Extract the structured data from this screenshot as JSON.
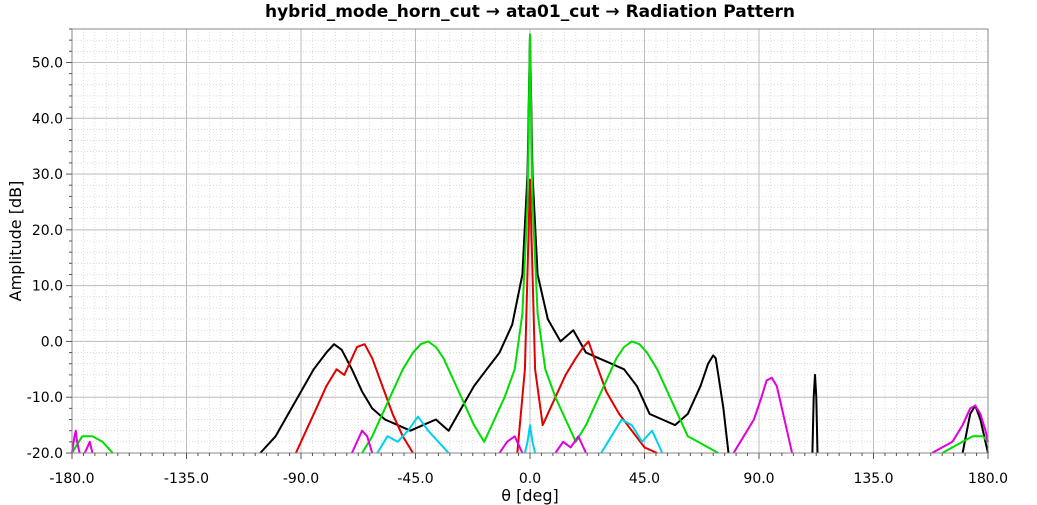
{
  "chart_data": {
    "type": "line",
    "title": "hybrid_mode_horn_cut → ata01_cut → Radiation Pattern",
    "xlabel": "θ [deg]",
    "ylabel": "Amplitude [dB]",
    "xlim": [
      -180,
      180
    ],
    "ylim": [
      -20,
      56
    ],
    "xticks": [
      "-180.0",
      "-135.0",
      "-90.0",
      "-45.0",
      "0.0",
      "45.0",
      "90.0",
      "135.0",
      "180.0"
    ],
    "yticks": [
      "-20.0",
      "-10.0",
      "0.0",
      "10.0",
      "20.0",
      "30.0",
      "40.0",
      "50.0"
    ],
    "grid": true,
    "series": [
      {
        "color": "#000000",
        "x": [
          -106,
          -100,
          -95,
          -90,
          -85,
          -80,
          -77,
          -74,
          -70,
          -66,
          -62,
          -57,
          -52,
          -47,
          -42,
          -37,
          -32,
          -27,
          -22,
          -17,
          -12,
          -7,
          -3,
          -1,
          0,
          1,
          3,
          7,
          12,
          17,
          22,
          27,
          32,
          37,
          42,
          47,
          52,
          57,
          62,
          67,
          70,
          72,
          73,
          74,
          76,
          78
        ],
        "y": [
          -20,
          -17,
          -13,
          -9,
          -5,
          -2,
          -0.5,
          -1.5,
          -5,
          -9,
          -12,
          -14,
          -15,
          -16,
          -15,
          -14,
          -16,
          -12,
          -8,
          -5,
          -2,
          3,
          12,
          30,
          55,
          30,
          12,
          4,
          0,
          2,
          -2,
          -3,
          -4,
          -5,
          -8,
          -13,
          -14,
          -15,
          -13,
          -8,
          -4,
          -2.5,
          -3,
          -6,
          -12,
          -20
        ]
      },
      {
        "color": "#000000",
        "x": [
          111,
          111.5,
          112,
          112.5,
          113
        ],
        "y": [
          -20,
          -10,
          -6,
          -10,
          -20
        ]
      },
      {
        "color": "#000000",
        "x": [
          170,
          173,
          175,
          177,
          180
        ],
        "y": [
          -20,
          -13,
          -11.5,
          -14,
          -20
        ]
      },
      {
        "color": "#e00000",
        "x": [
          -92,
          -88,
          -84,
          -80,
          -76,
          -73,
          -70,
          -68,
          -65,
          -62,
          -58,
          -54,
          -50,
          -46
        ],
        "y": [
          -20,
          -16,
          -12,
          -8,
          -5,
          -6,
          -3,
          -1,
          -0.5,
          -3,
          -8,
          -13,
          -17,
          -20
        ]
      },
      {
        "color": "#e00000",
        "x": [
          -5,
          -2,
          0,
          2,
          5,
          10,
          14,
          18,
          21,
          23,
          26,
          30,
          35,
          40,
          45,
          50
        ],
        "y": [
          -20,
          -5,
          29,
          -5,
          -15,
          -10,
          -6,
          -3,
          -1,
          0,
          -4,
          -9,
          -13,
          -16,
          -19,
          -20
        ]
      },
      {
        "color": "#00dd00",
        "x": [
          -180,
          -176,
          -172,
          -168,
          -164
        ],
        "y": [
          -20,
          -17,
          -17,
          -18,
          -20
        ]
      },
      {
        "color": "#00dd00",
        "x": [
          -66,
          -62,
          -58,
          -54,
          -50,
          -46,
          -43,
          -40,
          -37,
          -34,
          -30,
          -26,
          -22,
          -18,
          -14,
          -10,
          -6,
          -3,
          -1,
          0,
          1,
          3,
          6,
          10,
          14,
          18,
          22,
          26,
          30,
          34,
          37,
          40,
          43,
          46,
          50,
          54,
          58,
          62,
          66,
          70,
          74
        ],
        "y": [
          -20,
          -17,
          -13,
          -9,
          -5,
          -2,
          -0.5,
          0,
          -1,
          -3,
          -7,
          -11,
          -15,
          -18,
          -14,
          -10,
          -5,
          5,
          25,
          55,
          25,
          5,
          -5,
          -10,
          -14,
          -18,
          -15,
          -11,
          -7,
          -3,
          -1,
          0,
          -0.5,
          -2,
          -5,
          -9,
          -13,
          -17,
          -18,
          -19,
          -20
        ]
      },
      {
        "color": "#00dd00",
        "x": [
          162,
          166,
          170,
          174,
          178,
          180
        ],
        "y": [
          -20,
          -19,
          -18,
          -17,
          -17,
          -18
        ]
      },
      {
        "color": "#00d0f0",
        "x": [
          -60,
          -56,
          -52,
          -48,
          -44,
          -40,
          -36,
          -32
        ],
        "y": [
          -20,
          -17,
          -18,
          -16,
          -13.5,
          -16,
          -18,
          -20
        ]
      },
      {
        "color": "#00d0f0",
        "x": [
          -2,
          -1,
          0,
          1,
          2
        ],
        "y": [
          -20,
          -18,
          -15,
          -18,
          -20
        ]
      },
      {
        "color": "#00d0f0",
        "x": [
          28,
          32,
          36,
          40,
          44,
          48,
          52
        ],
        "y": [
          -20,
          -17,
          -14,
          -15,
          -18,
          -16,
          -20
        ]
      },
      {
        "color": "#e000e0",
        "x": [
          -180,
          -179,
          -178.5,
          -178,
          -177
        ],
        "y": [
          -20,
          -17,
          -16,
          -18,
          -20
        ]
      },
      {
        "color": "#e000e0",
        "x": [
          -175,
          -174,
          -173,
          -172
        ],
        "y": [
          -20,
          -19,
          -18,
          -20
        ]
      },
      {
        "color": "#e000e0",
        "x": [
          -70,
          -68,
          -66,
          -64,
          -62
        ],
        "y": [
          -20,
          -18,
          -16,
          -17,
          -20
        ]
      },
      {
        "color": "#e000e0",
        "x": [
          -12,
          -9,
          -6,
          -3
        ],
        "y": [
          -20,
          -18,
          -17,
          -20
        ]
      },
      {
        "color": "#e000e0",
        "x": [
          10,
          13,
          16,
          19,
          22
        ],
        "y": [
          -20,
          -18,
          -19,
          -17,
          -20
        ]
      },
      {
        "color": "#e000e0",
        "x": [
          80,
          84,
          88,
          91,
          93,
          95,
          97,
          99,
          101,
          103
        ],
        "y": [
          -20,
          -17,
          -14,
          -10,
          -7,
          -6.5,
          -8,
          -12,
          -16,
          -20
        ]
      },
      {
        "color": "#e000e0",
        "x": [
          158,
          162,
          166,
          170,
          173,
          175,
          177,
          179,
          180
        ],
        "y": [
          -20,
          -19,
          -18,
          -15,
          -12,
          -11.5,
          -13,
          -16,
          -18
        ]
      }
    ]
  }
}
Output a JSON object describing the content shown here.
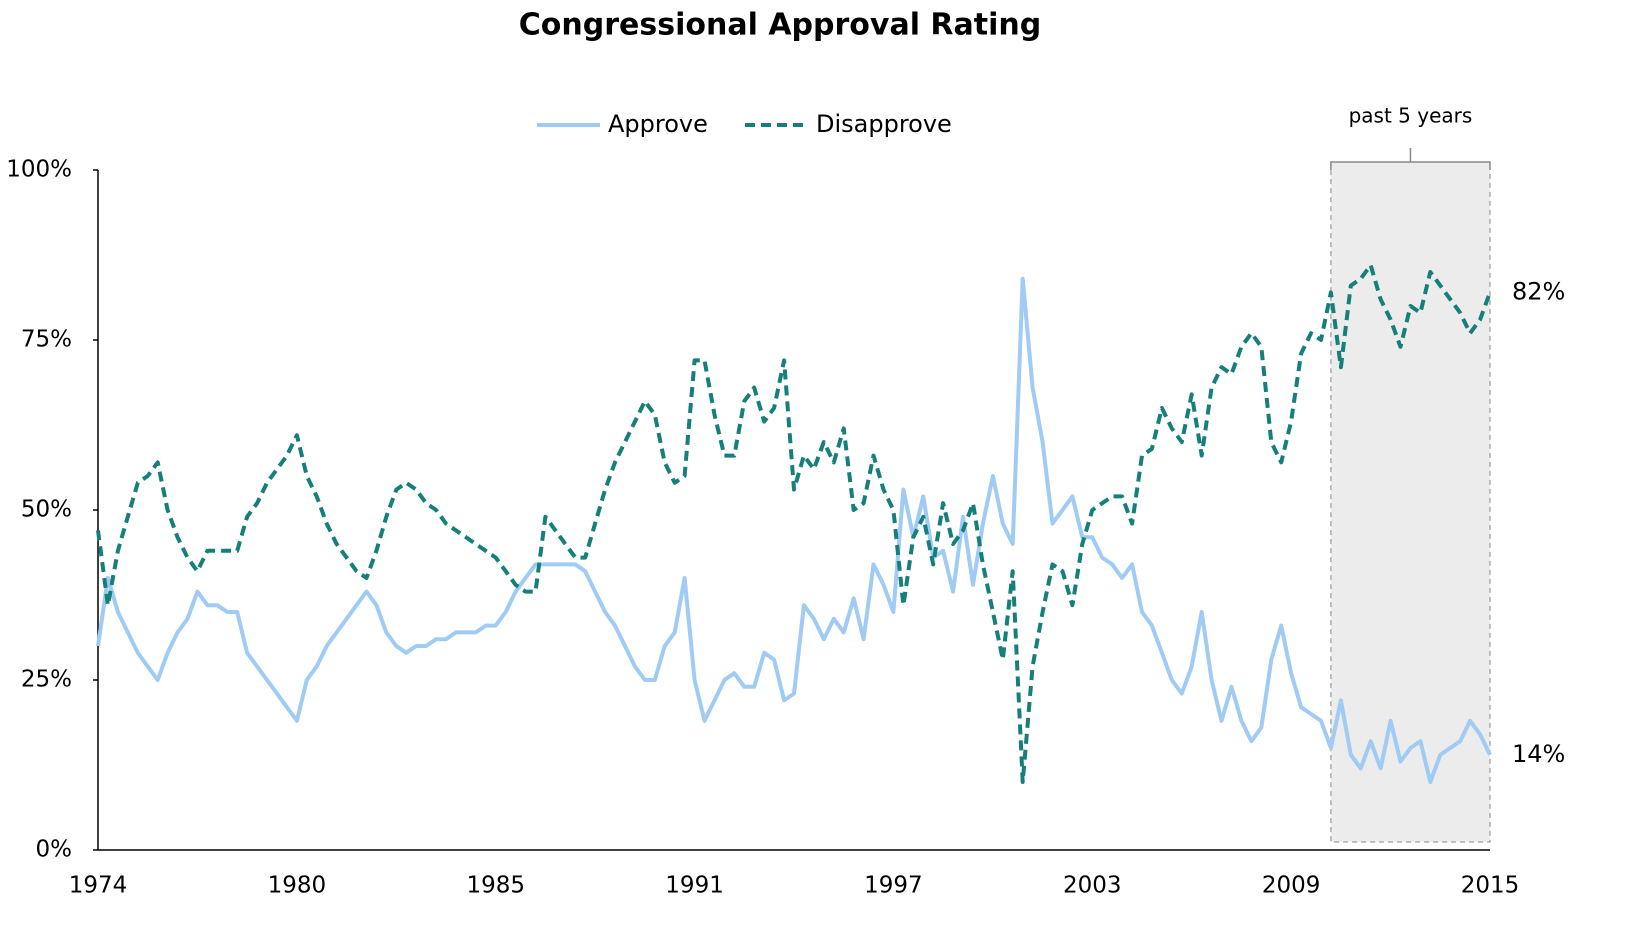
{
  "chart_data": {
    "type": "line",
    "title": "Congressional Approval Rating",
    "categories": [
      "1974",
      null,
      null,
      null,
      null,
      null,
      null,
      null,
      null,
      null,
      null,
      null,
      null,
      null,
      null,
      null,
      null,
      null,
      null,
      null,
      "1980",
      null,
      null,
      null,
      null,
      null,
      null,
      null,
      null,
      null,
      null,
      null,
      null,
      null,
      null,
      null,
      null,
      null,
      null,
      null,
      "1985",
      null,
      null,
      null,
      null,
      null,
      null,
      null,
      null,
      null,
      null,
      null,
      null,
      null,
      null,
      null,
      null,
      null,
      null,
      null,
      "1991",
      null,
      null,
      null,
      null,
      null,
      null,
      null,
      null,
      null,
      null,
      null,
      null,
      null,
      null,
      null,
      null,
      null,
      null,
      null,
      "1997",
      null,
      null,
      null,
      null,
      null,
      null,
      null,
      null,
      null,
      null,
      null,
      null,
      null,
      null,
      null,
      null,
      null,
      null,
      null,
      "2003",
      null,
      null,
      null,
      null,
      null,
      null,
      null,
      null,
      null,
      null,
      null,
      null,
      null,
      null,
      null,
      null,
      null,
      null,
      null,
      "2009",
      null,
      null,
      null,
      null,
      null,
      null,
      null,
      null,
      null,
      null,
      null,
      null,
      null,
      null,
      null,
      null,
      null,
      null,
      null,
      "2015"
    ],
    "series": [
      {
        "name": "Approve",
        "color": "#9fcbf5",
        "dashed": false,
        "end_label": "14%",
        "values": [
          30,
          40,
          35,
          32,
          29,
          27,
          25,
          29,
          32,
          34,
          38,
          36,
          36,
          35,
          35,
          29,
          27,
          25,
          23,
          21,
          19,
          25,
          27,
          30,
          32,
          34,
          36,
          38,
          36,
          32,
          30,
          29,
          30,
          30,
          31,
          31,
          32,
          32,
          32,
          33,
          33,
          35,
          38,
          40,
          42,
          42,
          42,
          42,
          42,
          41,
          38,
          35,
          33,
          30,
          27,
          25,
          25,
          30,
          32,
          40,
          25,
          19,
          22,
          25,
          26,
          24,
          24,
          29,
          28,
          22,
          23,
          36,
          34,
          31,
          34,
          32,
          37,
          31,
          42,
          39,
          35,
          53,
          46,
          52,
          43,
          44,
          38,
          49,
          39,
          48,
          55,
          48,
          45,
          84,
          68,
          60,
          48,
          50,
          52,
          46,
          46,
          43,
          42,
          40,
          42,
          35,
          33,
          29,
          25,
          23,
          27,
          35,
          25,
          19,
          24,
          19,
          16,
          18,
          28,
          33,
          26,
          21,
          20,
          19,
          15,
          22,
          14,
          12,
          16,
          12,
          19,
          13,
          15,
          16,
          10,
          14,
          15,
          16,
          19,
          17,
          14
        ]
      },
      {
        "name": "Disapprove",
        "color": "#157f79",
        "dashed": true,
        "end_label": "82%",
        "values": [
          47,
          36,
          44,
          49,
          54,
          55,
          57,
          50,
          46,
          43,
          41,
          44,
          44,
          44,
          44,
          49,
          51,
          54,
          56,
          58,
          61,
          55,
          52,
          48,
          45,
          43,
          41,
          40,
          44,
          49,
          53,
          54,
          53,
          51,
          50,
          48,
          47,
          46,
          45,
          44,
          43,
          41,
          39,
          38,
          38,
          49,
          47,
          45,
          43,
          43,
          48,
          53,
          57,
          60,
          63,
          66,
          64,
          57,
          54,
          55,
          72,
          72,
          64,
          58,
          58,
          66,
          68,
          63,
          65,
          72,
          53,
          58,
          56,
          60,
          57,
          62,
          50,
          51,
          58,
          53,
          50,
          36,
          46,
          49,
          42,
          51,
          45,
          47,
          51,
          42,
          35,
          28,
          41,
          10,
          27,
          35,
          42,
          41,
          36,
          45,
          50,
          51,
          52,
          52,
          48,
          58,
          59,
          65,
          62,
          60,
          67,
          58,
          68,
          71,
          70,
          74,
          76,
          74,
          60,
          57,
          63,
          73,
          76,
          75,
          82,
          71,
          83,
          84,
          86,
          81,
          78,
          74,
          80,
          79,
          85,
          83,
          81,
          79,
          76,
          78,
          82
        ]
      }
    ],
    "ylim": [
      0,
      100
    ],
    "yticks": [
      {
        "value": 0,
        "label": "0%"
      },
      {
        "value": 25,
        "label": "25%"
      },
      {
        "value": 50,
        "label": "50%"
      },
      {
        "value": 75,
        "label": "75%"
      },
      {
        "value": 100,
        "label": "100%"
      }
    ],
    "grid": false,
    "legend": "top",
    "highlight": {
      "label": "past 5 years",
      "start": 124,
      "end": 140
    }
  }
}
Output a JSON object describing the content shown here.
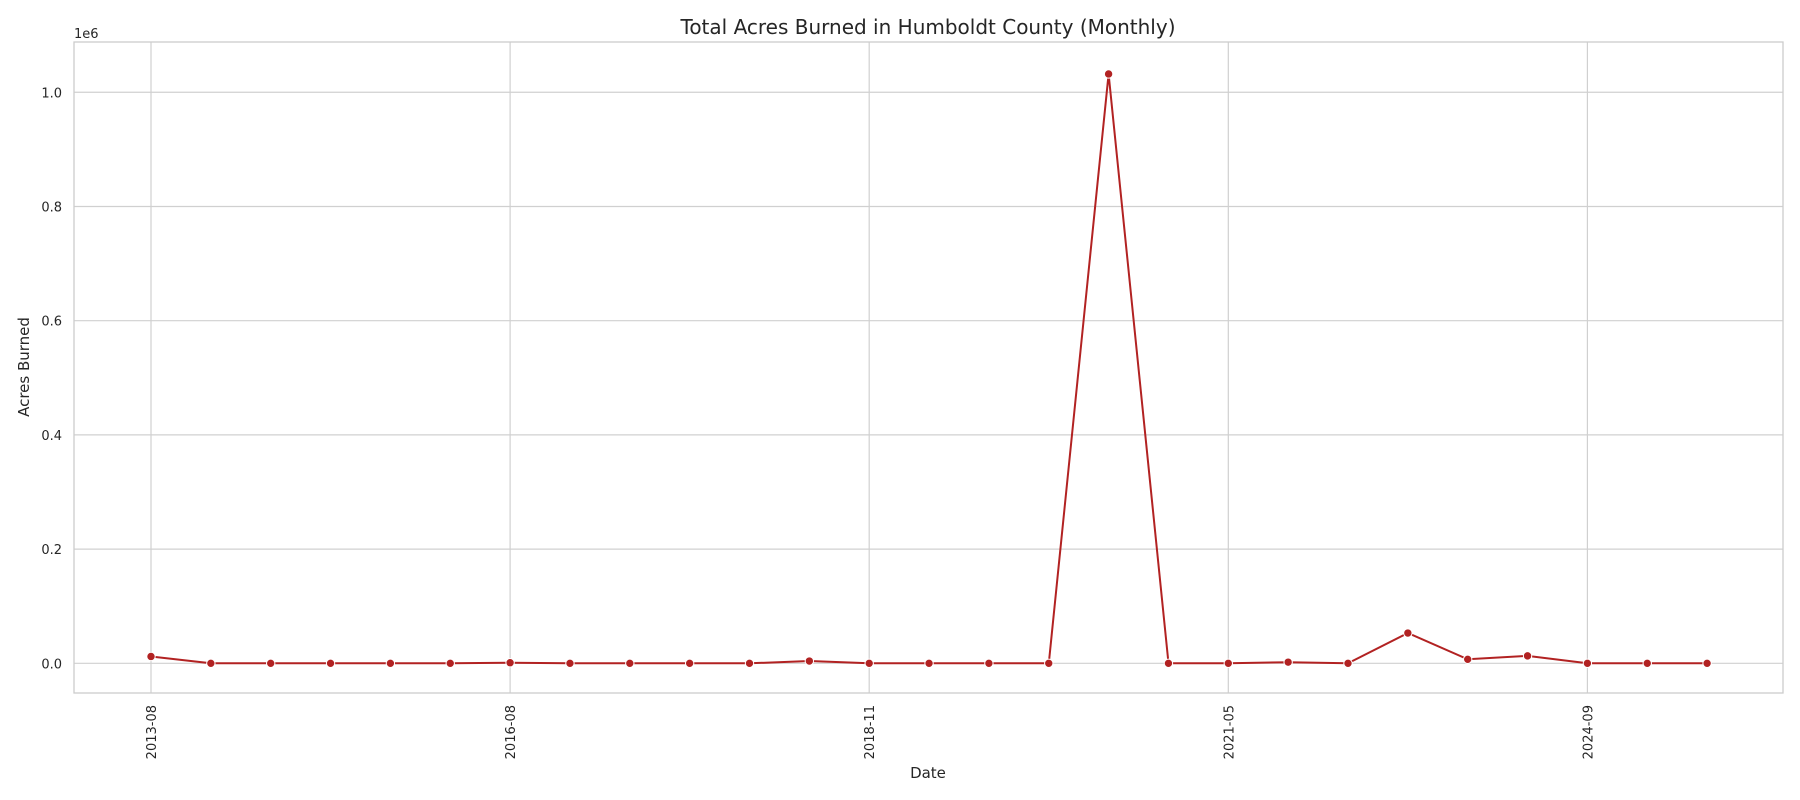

□ □ □ □ □

**PROBLEM:**
Of the lines in the listing, how many hold the word "title"? Nothing but the number is needed.

**RESPONSE TO THIS EXERCISE:**
2